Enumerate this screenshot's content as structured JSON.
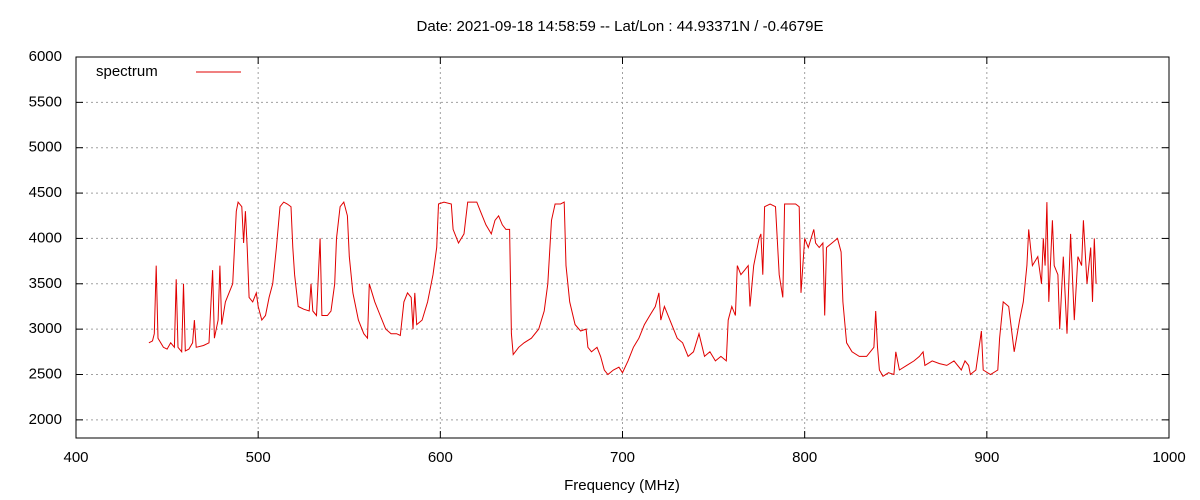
{
  "chart_data": {
    "type": "line",
    "title": "Date: 2021-09-18 14:58:59  --  Lat/Lon : 44.93371N / -0.4679E",
    "x_label": "Frequency (MHz)",
    "xlim": [
      400,
      1000
    ],
    "xticks": [
      400,
      500,
      600,
      700,
      800,
      900,
      1000
    ],
    "ylim": [
      1800,
      6000
    ],
    "yticks": [
      2000,
      2500,
      3000,
      3500,
      4000,
      4500,
      5000,
      5500,
      6000
    ],
    "grid": true,
    "legend": "top left",
    "x": [
      440,
      442,
      443,
      444,
      445,
      448,
      450,
      452,
      454,
      455,
      456,
      458,
      459,
      460,
      462,
      464,
      465,
      466,
      470,
      473,
      475,
      476,
      478,
      479,
      480,
      482,
      484,
      486,
      487,
      488,
      489,
      491,
      492,
      493,
      494,
      495,
      497,
      499,
      500,
      502,
      504,
      506,
      508,
      510,
      512,
      514,
      516,
      518,
      519,
      520,
      522,
      525,
      528,
      529,
      530,
      532,
      534,
      535,
      538,
      540,
      542,
      543,
      545,
      547,
      549,
      550,
      552,
      555,
      558,
      560,
      561,
      564,
      567,
      570,
      573,
      576,
      578,
      580,
      582,
      584,
      585,
      586,
      587,
      590,
      593,
      596,
      598,
      599,
      602,
      606,
      607,
      610,
      613,
      615,
      620,
      622,
      625,
      628,
      630,
      632,
      634,
      636,
      638,
      639,
      640,
      643,
      646,
      650,
      654,
      657,
      659,
      661,
      663,
      666,
      668,
      669,
      671,
      674,
      677,
      680,
      681,
      683,
      686,
      688,
      690,
      692,
      695,
      698,
      700,
      703,
      706,
      709,
      712,
      715,
      718,
      720,
      721,
      723,
      726,
      730,
      733,
      736,
      739,
      742,
      745,
      748,
      751,
      754,
      757,
      758,
      760,
      762,
      763,
      765,
      767,
      769,
      770,
      772,
      775,
      776,
      777,
      778,
      781,
      784,
      786,
      788,
      789,
      795,
      797,
      798,
      800,
      802,
      805,
      806,
      808,
      810,
      811,
      812,
      815,
      818,
      820,
      821,
      823,
      826,
      830,
      834,
      838,
      839,
      840,
      841,
      843,
      846,
      849,
      850,
      852,
      856,
      860,
      863,
      865,
      866,
      870,
      874,
      878,
      882,
      886,
      888,
      890,
      891,
      894,
      897,
      898,
      902,
      906,
      907,
      909,
      912,
      915,
      918,
      920,
      922,
      923,
      925,
      928,
      930,
      931,
      932,
      933,
      934,
      936,
      937,
      939,
      940,
      942,
      944,
      946,
      948,
      950,
      952,
      953,
      955,
      957,
      958,
      959,
      960
    ],
    "series": [
      {
        "name": "spectrum",
        "color": "#e00000",
        "values": [
          2850,
          2870,
          2950,
          3700,
          2900,
          2800,
          2780,
          2850,
          2800,
          3550,
          2800,
          2750,
          3500,
          2760,
          2780,
          2850,
          3100,
          2800,
          2820,
          2850,
          3650,
          2900,
          3100,
          3700,
          3050,
          3300,
          3400,
          3500,
          3900,
          4300,
          4400,
          4350,
          3950,
          4300,
          3900,
          3350,
          3300,
          3400,
          3250,
          3100,
          3150,
          3350,
          3500,
          3900,
          4350,
          4400,
          4380,
          4350,
          3900,
          3600,
          3250,
          3220,
          3200,
          3500,
          3200,
          3150,
          4000,
          3150,
          3150,
          3200,
          3500,
          4000,
          4350,
          4400,
          4250,
          3800,
          3400,
          3100,
          2950,
          2900,
          3500,
          3300,
          3150,
          3000,
          2950,
          2950,
          2930,
          3300,
          3400,
          3350,
          3000,
          3400,
          3050,
          3100,
          3300,
          3600,
          3900,
          4380,
          4400,
          4380,
          4100,
          3950,
          4050,
          4400,
          4400,
          4300,
          4150,
          4050,
          4200,
          4250,
          4150,
          4100,
          4100,
          2950,
          2720,
          2800,
          2850,
          2900,
          3000,
          3200,
          3500,
          4200,
          4380,
          4380,
          4400,
          3700,
          3300,
          3050,
          2980,
          3000,
          2800,
          2750,
          2800,
          2700,
          2550,
          2500,
          2550,
          2580,
          2520,
          2650,
          2800,
          2900,
          3050,
          3150,
          3250,
          3400,
          3100,
          3250,
          3100,
          2900,
          2850,
          2700,
          2750,
          2950,
          2700,
          2750,
          2650,
          2700,
          2650,
          3100,
          3250,
          3150,
          3700,
          3600,
          3650,
          3700,
          3250,
          3700,
          4000,
          4050,
          3600,
          4350,
          4380,
          4350,
          3600,
          3350,
          4380,
          4380,
          4350,
          3400,
          4000,
          3900,
          4100,
          3950,
          3900,
          3950,
          3150,
          3900,
          3950,
          4000,
          3850,
          3300,
          2850,
          2750,
          2700,
          2700,
          2800,
          3200,
          2800,
          2550,
          2480,
          2520,
          2500,
          2750,
          2550,
          2600,
          2650,
          2700,
          2750,
          2600,
          2650,
          2620,
          2600,
          2650,
          2550,
          2650,
          2600,
          2500,
          2550,
          2980,
          2550,
          2500,
          2550,
          2900,
          3300,
          3250,
          2750,
          3100,
          3300,
          3700,
          4100,
          3700,
          3800,
          3500,
          4000,
          3700,
          4400,
          3300,
          4200,
          3700,
          3600,
          3000,
          3800,
          2950,
          4050,
          3100,
          3800,
          3700,
          4200,
          3500,
          3900,
          3300,
          4000,
          3500
        ]
      }
    ]
  }
}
+ + + +
#### [Goal]
Without the pictures, repeat all the records word for word.

#### [Result]
Enumerate this screenshot's content as structured JSON.
{
  "chart_data": {
    "type": "line",
    "title": "Date: 2021-09-18 14:58:59  --  Lat/Lon : 44.93371N / -0.4679E",
    "x_label": "Frequency (MHz)",
    "xlim": [
      400,
      1000
    ],
    "xticks": [
      400,
      500,
      600,
      700,
      800,
      900,
      1000
    ],
    "ylim": [
      1800,
      6000
    ],
    "yticks": [
      2000,
      2500,
      3000,
      3500,
      4000,
      4500,
      5000,
      5500,
      6000
    ],
    "grid": true,
    "legend": "top left",
    "x": [
      440,
      442,
      443,
      444,
      445,
      448,
      450,
      452,
      454,
      455,
      456,
      458,
      459,
      460,
      462,
      464,
      465,
      466,
      470,
      473,
      475,
      476,
      478,
      479,
      480,
      482,
      484,
      486,
      487,
      488,
      489,
      491,
      492,
      493,
      494,
      495,
      497,
      499,
      500,
      502,
      504,
      506,
      508,
      510,
      512,
      514,
      516,
      518,
      519,
      520,
      522,
      525,
      528,
      529,
      530,
      532,
      534,
      535,
      538,
      540,
      542,
      543,
      545,
      547,
      549,
      550,
      552,
      555,
      558,
      560,
      561,
      564,
      567,
      570,
      573,
      576,
      578,
      580,
      582,
      584,
      585,
      586,
      587,
      590,
      593,
      596,
      598,
      599,
      602,
      606,
      607,
      610,
      613,
      615,
      620,
      622,
      625,
      628,
      630,
      632,
      634,
      636,
      638,
      639,
      640,
      643,
      646,
      650,
      654,
      657,
      659,
      661,
      663,
      666,
      668,
      669,
      671,
      674,
      677,
      680,
      681,
      683,
      686,
      688,
      690,
      692,
      695,
      698,
      700,
      703,
      706,
      709,
      712,
      715,
      718,
      720,
      721,
      723,
      726,
      730,
      733,
      736,
      739,
      742,
      745,
      748,
      751,
      754,
      757,
      758,
      760,
      762,
      763,
      765,
      767,
      769,
      770,
      772,
      775,
      776,
      777,
      778,
      781,
      784,
      786,
      788,
      789,
      795,
      797,
      798,
      800,
      802,
      805,
      806,
      808,
      810,
      811,
      812,
      815,
      818,
      820,
      821,
      823,
      826,
      830,
      834,
      838,
      839,
      840,
      841,
      843,
      846,
      849,
      850,
      852,
      856,
      860,
      863,
      865,
      866,
      870,
      874,
      878,
      882,
      886,
      888,
      890,
      891,
      894,
      897,
      898,
      902,
      906,
      907,
      909,
      912,
      915,
      918,
      920,
      922,
      923,
      925,
      928,
      930,
      931,
      932,
      933,
      934,
      936,
      937,
      939,
      940,
      942,
      944,
      946,
      948,
      950,
      952,
      953,
      955,
      957,
      958,
      959,
      960
    ],
    "series": [
      {
        "name": "spectrum",
        "color": "#e00000",
        "values": [
          2850,
          2870,
          2950,
          3700,
          2900,
          2800,
          2780,
          2850,
          2800,
          3550,
          2800,
          2750,
          3500,
          2760,
          2780,
          2850,
          3100,
          2800,
          2820,
          2850,
          3650,
          2900,
          3100,
          3700,
          3050,
          3300,
          3400,
          3500,
          3900,
          4300,
          4400,
          4350,
          3950,
          4300,
          3900,
          3350,
          3300,
          3400,
          3250,
          3100,
          3150,
          3350,
          3500,
          3900,
          4350,
          4400,
          4380,
          4350,
          3900,
          3600,
          3250,
          3220,
          3200,
          3500,
          3200,
          3150,
          4000,
          3150,
          3150,
          3200,
          3500,
          4000,
          4350,
          4400,
          4250,
          3800,
          3400,
          3100,
          2950,
          2900,
          3500,
          3300,
          3150,
          3000,
          2950,
          2950,
          2930,
          3300,
          3400,
          3350,
          3000,
          3400,
          3050,
          3100,
          3300,
          3600,
          3900,
          4380,
          4400,
          4380,
          4100,
          3950,
          4050,
          4400,
          4400,
          4300,
          4150,
          4050,
          4200,
          4250,
          4150,
          4100,
          4100,
          2950,
          2720,
          2800,
          2850,
          2900,
          3000,
          3200,
          3500,
          4200,
          4380,
          4380,
          4400,
          3700,
          3300,
          3050,
          2980,
          3000,
          2800,
          2750,
          2800,
          2700,
          2550,
          2500,
          2550,
          2580,
          2520,
          2650,
          2800,
          2900,
          3050,
          3150,
          3250,
          3400,
          3100,
          3250,
          3100,
          2900,
          2850,
          2700,
          2750,
          2950,
          2700,
          2750,
          2650,
          2700,
          2650,
          3100,
          3250,
          3150,
          3700,
          3600,
          3650,
          3700,
          3250,
          3700,
          4000,
          4050,
          3600,
          4350,
          4380,
          4350,
          3600,
          3350,
          4380,
          4380,
          4350,
          3400,
          4000,
          3900,
          4100,
          3950,
          3900,
          3950,
          3150,
          3900,
          3950,
          4000,
          3850,
          3300,
          2850,
          2750,
          2700,
          2700,
          2800,
          3200,
          2800,
          2550,
          2480,
          2520,
          2500,
          2750,
          2550,
          2600,
          2650,
          2700,
          2750,
          2600,
          2650,
          2620,
          2600,
          2650,
          2550,
          2650,
          2600,
          2500,
          2550,
          2980,
          2550,
          2500,
          2550,
          2900,
          3300,
          3250,
          2750,
          3100,
          3300,
          3700,
          4100,
          3700,
          3800,
          3500,
          4000,
          3700,
          4400,
          3300,
          4200,
          3700,
          3600,
          3000,
          3800,
          2950,
          4050,
          3100,
          3800,
          3700,
          4200,
          3500,
          3900,
          3300,
          4000,
          3500
        ]
      }
    ]
  }
}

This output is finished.